### EXERCISE INPUTS ###

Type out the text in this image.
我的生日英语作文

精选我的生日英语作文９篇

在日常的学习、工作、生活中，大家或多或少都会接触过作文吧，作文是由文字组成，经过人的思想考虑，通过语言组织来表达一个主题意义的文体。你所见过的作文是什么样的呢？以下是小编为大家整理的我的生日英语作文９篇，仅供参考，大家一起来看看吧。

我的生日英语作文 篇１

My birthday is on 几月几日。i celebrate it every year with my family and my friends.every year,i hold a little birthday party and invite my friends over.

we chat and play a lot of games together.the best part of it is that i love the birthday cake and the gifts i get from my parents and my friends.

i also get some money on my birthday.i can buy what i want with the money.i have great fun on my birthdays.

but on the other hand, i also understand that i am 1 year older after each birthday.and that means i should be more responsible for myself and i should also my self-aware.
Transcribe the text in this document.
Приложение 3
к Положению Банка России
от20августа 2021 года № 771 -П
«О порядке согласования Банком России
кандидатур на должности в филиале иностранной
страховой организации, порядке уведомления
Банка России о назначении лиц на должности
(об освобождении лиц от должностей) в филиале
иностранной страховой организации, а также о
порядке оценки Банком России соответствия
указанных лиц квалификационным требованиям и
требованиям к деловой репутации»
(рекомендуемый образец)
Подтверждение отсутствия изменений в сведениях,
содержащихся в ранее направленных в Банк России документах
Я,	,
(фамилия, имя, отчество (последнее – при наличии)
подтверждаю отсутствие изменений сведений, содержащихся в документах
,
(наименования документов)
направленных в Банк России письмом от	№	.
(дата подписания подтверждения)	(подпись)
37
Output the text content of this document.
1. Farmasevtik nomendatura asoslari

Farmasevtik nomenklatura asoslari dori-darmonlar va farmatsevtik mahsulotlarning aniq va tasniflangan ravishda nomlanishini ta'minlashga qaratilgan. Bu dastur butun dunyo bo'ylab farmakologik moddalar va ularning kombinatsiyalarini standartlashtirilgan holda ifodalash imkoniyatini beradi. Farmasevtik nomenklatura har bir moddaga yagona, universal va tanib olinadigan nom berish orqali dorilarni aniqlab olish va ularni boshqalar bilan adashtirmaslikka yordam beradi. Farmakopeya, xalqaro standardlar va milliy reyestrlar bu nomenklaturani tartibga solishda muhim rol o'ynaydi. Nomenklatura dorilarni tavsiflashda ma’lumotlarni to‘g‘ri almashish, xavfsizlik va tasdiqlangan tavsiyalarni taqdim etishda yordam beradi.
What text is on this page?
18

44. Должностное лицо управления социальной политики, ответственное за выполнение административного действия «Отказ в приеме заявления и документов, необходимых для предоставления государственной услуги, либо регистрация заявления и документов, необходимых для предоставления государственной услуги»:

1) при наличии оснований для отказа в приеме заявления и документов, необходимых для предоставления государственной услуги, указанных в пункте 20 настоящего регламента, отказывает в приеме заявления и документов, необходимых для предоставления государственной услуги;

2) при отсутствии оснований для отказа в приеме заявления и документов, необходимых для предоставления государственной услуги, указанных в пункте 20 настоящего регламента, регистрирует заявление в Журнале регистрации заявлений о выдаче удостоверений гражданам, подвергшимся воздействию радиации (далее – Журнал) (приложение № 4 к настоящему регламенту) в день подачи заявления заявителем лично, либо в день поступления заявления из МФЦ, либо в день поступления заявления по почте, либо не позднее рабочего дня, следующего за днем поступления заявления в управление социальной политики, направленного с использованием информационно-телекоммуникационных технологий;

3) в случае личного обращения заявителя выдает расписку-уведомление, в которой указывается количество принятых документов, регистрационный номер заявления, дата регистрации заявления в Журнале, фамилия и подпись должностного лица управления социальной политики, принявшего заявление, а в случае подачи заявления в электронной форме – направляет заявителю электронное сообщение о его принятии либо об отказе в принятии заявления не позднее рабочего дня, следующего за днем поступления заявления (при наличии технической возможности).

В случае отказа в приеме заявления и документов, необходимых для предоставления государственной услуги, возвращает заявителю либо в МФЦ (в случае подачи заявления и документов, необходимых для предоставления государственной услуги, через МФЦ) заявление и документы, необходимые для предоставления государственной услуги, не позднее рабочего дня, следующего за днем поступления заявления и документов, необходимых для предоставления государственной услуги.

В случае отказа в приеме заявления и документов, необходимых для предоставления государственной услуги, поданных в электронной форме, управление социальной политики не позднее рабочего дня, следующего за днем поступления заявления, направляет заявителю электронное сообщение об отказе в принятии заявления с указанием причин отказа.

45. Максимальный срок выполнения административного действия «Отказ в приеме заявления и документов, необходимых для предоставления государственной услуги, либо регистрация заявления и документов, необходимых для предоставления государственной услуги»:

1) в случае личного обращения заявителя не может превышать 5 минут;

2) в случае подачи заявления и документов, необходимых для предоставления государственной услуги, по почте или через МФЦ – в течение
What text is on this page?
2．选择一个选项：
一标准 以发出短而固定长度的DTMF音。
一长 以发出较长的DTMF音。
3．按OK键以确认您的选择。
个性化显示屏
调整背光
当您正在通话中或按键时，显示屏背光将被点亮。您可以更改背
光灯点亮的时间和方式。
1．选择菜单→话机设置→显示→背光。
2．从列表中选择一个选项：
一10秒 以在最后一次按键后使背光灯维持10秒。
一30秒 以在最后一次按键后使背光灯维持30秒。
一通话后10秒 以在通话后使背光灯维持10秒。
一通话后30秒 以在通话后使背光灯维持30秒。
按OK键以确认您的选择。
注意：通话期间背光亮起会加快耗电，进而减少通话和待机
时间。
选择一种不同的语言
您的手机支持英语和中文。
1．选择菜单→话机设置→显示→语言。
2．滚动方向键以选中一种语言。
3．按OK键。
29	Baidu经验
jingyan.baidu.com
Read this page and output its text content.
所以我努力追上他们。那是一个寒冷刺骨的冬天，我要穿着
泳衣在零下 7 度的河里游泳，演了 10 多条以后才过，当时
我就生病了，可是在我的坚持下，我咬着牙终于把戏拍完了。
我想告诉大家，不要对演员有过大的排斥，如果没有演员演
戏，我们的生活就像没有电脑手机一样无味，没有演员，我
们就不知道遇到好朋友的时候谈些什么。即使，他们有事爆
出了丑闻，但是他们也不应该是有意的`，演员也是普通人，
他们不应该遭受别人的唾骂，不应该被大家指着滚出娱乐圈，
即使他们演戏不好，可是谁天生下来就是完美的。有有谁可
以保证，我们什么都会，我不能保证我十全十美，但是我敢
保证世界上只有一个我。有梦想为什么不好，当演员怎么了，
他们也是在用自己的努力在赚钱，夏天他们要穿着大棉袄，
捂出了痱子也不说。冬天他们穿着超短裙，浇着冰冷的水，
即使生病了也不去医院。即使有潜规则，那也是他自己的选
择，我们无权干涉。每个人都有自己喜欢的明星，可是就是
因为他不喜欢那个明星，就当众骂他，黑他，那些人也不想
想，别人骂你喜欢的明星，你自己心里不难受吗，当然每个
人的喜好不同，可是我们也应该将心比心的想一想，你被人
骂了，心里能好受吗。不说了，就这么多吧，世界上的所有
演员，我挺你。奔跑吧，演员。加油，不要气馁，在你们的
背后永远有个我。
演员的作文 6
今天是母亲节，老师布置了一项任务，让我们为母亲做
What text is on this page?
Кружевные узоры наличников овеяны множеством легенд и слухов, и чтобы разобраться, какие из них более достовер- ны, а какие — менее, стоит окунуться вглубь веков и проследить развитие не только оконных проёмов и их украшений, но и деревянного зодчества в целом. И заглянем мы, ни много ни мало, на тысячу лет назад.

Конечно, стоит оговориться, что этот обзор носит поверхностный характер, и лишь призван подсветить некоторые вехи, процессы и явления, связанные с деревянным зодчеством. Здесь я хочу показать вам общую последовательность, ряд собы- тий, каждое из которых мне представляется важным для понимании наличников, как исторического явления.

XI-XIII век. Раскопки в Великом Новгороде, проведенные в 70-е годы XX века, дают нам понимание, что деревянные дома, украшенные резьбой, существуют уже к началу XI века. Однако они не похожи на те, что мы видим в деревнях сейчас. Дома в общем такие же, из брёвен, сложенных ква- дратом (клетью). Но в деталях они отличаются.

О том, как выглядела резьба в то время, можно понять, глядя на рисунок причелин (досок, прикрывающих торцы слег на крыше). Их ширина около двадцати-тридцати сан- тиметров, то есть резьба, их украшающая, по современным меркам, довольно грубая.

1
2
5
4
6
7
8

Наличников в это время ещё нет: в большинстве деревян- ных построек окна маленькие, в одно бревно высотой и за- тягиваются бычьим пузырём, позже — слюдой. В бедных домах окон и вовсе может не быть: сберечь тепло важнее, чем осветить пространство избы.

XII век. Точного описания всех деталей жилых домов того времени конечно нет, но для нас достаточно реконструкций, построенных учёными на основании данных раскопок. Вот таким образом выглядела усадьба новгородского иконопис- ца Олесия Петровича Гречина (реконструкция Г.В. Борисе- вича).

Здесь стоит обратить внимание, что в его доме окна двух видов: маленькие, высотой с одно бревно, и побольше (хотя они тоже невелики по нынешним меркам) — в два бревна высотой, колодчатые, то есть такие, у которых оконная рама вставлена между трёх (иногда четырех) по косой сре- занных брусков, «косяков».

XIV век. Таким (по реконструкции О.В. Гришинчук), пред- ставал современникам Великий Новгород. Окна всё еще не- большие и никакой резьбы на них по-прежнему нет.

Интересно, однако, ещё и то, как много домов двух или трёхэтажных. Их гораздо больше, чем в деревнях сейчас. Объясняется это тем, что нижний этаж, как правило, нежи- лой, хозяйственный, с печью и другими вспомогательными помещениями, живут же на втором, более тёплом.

###

Copy out each line of the records where the string "настоящего" appears.

ANSWER TO THE TASK
1) при наличии оснований для отказа в приеме заявления и документов, необходимых для предоставления государственной услуги, указанных в пункте 20 настоящего регламента, отказывает в приеме заявления и документов, необходимых для предоставления государственной услуги;
2) при отсутствии оснований для отказа в приеме заявления и документов, необходимых для предоставления государственной услуги, указанных в пункте 20 настоящего регламента, регистрирует заявление в Журнале регистрации заявлений о выдаче удостоверений гражданам, подвергшимся воздействию радиации (далее – Журнал) (приложение № 4 к настоящему регламенту) в день подачи заявления заявителем лично, либо в день поступления заявления из МФЦ, либо в день поступления заявления по почте, либо не позднее рабочего дня, следующего за днем поступления заявления в управление социальной политики, направленного с использованием информационно-телекоммуникационных технологий;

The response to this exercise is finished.